**GIVEN TASK**: Reproduce all entries verbatim, with nothing added or dropped.

═══ DATA PROVIDED ═══

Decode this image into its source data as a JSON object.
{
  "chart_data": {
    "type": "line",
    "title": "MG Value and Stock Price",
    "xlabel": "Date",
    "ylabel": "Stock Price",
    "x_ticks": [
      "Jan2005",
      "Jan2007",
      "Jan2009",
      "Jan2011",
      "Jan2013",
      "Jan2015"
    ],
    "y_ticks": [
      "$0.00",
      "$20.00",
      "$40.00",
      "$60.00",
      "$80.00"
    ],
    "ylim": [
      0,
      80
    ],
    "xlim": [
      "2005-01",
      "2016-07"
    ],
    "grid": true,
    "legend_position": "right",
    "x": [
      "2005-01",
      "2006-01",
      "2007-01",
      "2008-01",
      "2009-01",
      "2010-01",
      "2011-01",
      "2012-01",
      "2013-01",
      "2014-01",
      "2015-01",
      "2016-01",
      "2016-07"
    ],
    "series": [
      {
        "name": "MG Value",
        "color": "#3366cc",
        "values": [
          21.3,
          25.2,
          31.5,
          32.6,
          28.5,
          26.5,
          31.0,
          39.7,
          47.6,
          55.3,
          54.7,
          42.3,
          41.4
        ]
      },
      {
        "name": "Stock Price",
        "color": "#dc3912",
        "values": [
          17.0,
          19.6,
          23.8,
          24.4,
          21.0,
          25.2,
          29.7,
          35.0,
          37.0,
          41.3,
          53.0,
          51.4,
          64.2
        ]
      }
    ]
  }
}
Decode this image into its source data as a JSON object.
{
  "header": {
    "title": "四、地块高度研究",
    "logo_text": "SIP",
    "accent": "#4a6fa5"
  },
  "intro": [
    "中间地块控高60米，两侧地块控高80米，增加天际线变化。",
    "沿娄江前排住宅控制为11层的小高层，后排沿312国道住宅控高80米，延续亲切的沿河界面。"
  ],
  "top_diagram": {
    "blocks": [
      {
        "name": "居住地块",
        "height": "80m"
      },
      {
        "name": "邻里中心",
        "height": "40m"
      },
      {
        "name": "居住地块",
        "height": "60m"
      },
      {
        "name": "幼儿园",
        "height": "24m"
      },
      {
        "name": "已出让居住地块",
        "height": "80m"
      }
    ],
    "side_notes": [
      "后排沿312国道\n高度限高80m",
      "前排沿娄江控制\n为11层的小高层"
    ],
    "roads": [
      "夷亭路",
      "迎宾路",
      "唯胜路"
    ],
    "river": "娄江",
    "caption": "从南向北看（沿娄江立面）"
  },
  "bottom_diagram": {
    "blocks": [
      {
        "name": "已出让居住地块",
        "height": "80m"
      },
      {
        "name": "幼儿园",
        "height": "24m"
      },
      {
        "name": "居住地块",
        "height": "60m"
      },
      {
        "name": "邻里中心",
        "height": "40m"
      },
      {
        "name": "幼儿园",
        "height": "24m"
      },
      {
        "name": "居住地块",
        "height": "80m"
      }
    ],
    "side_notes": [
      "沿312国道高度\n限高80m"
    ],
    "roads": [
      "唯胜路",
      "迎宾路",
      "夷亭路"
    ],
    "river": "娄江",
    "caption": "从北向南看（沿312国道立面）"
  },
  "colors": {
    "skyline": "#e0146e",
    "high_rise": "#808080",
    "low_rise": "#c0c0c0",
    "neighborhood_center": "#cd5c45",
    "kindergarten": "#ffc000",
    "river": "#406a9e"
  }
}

═══

**ANSWER**:
Decode this image into its source data as a JSON object.
{
  "chart_data": {
    "type": "line",
    "title": "MG Value and Stock Price",
    "xlabel": "Date",
    "ylabel": "Stock Price",
    "x_ticks": [
      "Jan2005",
      "Jan2007",
      "Jan2009",
      "Jan2011",
      "Jan2013",
      "Jan2015"
    ],
    "y_ticks": [
      "$0.00",
      "$20.00",
      "$40.00",
      "$60.00",
      "$80.00"
    ],
    "ylim": [
      0,
      80
    ],
    "xlim": [
      "2005-01",
      "2016-07"
    ],
    "grid": true,
    "legend_position": "right",
    "x": [
      "2005-01",
      "2006-01",
      "2007-01",
      "2008-01",
      "2009-01",
      "2010-01",
      "2011-01",
      "2012-01",
      "2013-01",
      "2014-01",
      "2015-01",
      "2016-01",
      "2016-07"
    ],
    "series": [
      {
        "name": "MG Value",
        "color": "#3366cc",
        "values": [
          21.3,
          25.2,
          31.5,
          32.6,
          28.5,
          26.5,
          31.0,
          39.7,
          47.6,
          55.3,
          54.7,
          42.3,
          41.4
        ]
      },
      {
        "name": "Stock Price",
        "color": "#dc3912",
        "values": [
          17.0,
          19.6,
          23.8,
          24.4,
          21.0,
          25.2,
          29.7,
          35.0,
          37.0,
          41.3,
          53.0,
          51.4,
          64.2
        ]
      }
    ]
  }
}
Decode this image into its source data as a JSON object.
{
  "header": {
    "title": "四、地块高度研究",
    "logo_text": "SIP",
    "accent": "#4a6fa5"
  },
  "intro": [
    "中间地块控高60米，两侧地块控高80米，增加天际线变化。",
    "沿娄江前排住宅控制为11层的小高层，后排沿312国道住宅控高80米，延续亲切的沿河界面。"
  ],
  "top_diagram": {
    "blocks": [
      {
        "name": "居住地块",
        "height": "80m"
      },
      {
        "name": "邻里中心",
        "height": "40m"
      },
      {
        "name": "居住地块",
        "height": "60m"
      },
      {
        "name": "幼儿园",
        "height": "24m"
      },
      {
        "name": "已出让居住地块",
        "height": "80m"
      }
    ],
    "side_notes": [
      "后排沿312国道\n高度限高80m",
      "前排沿娄江控制\n为11层的小高层"
    ],
    "roads": [
      "夷亭路",
      "迎宾路",
      "唯胜路"
    ],
    "river": "娄江",
    "caption": "从南向北看（沿娄江立面）"
  },
  "bottom_diagram": {
    "blocks": [
      {
        "name": "已出让居住地块",
        "height": "80m"
      },
      {
        "name": "幼儿园",
        "height": "24m"
      },
      {
        "name": "居住地块",
        "height": "60m"
      },
      {
        "name": "邻里中心",
        "height": "40m"
      },
      {
        "name": "幼儿园",
        "height": "24m"
      },
      {
        "name": "居住地块",
        "height": "80m"
      }
    ],
    "side_notes": [
      "沿312国道高度\n限高80m"
    ],
    "roads": [
      "唯胜路",
      "迎宾路",
      "夷亭路"
    ],
    "river": "娄江",
    "caption": "从北向南看（沿312国道立面）"
  },
  "colors": {
    "skyline": "#e0146e",
    "high_rise": "#808080",
    "low_rise": "#c0c0c0",
    "neighborhood_center": "#cd5c45",
    "kindergarten": "#ffc000",
    "river": "#406a9e"
  }
}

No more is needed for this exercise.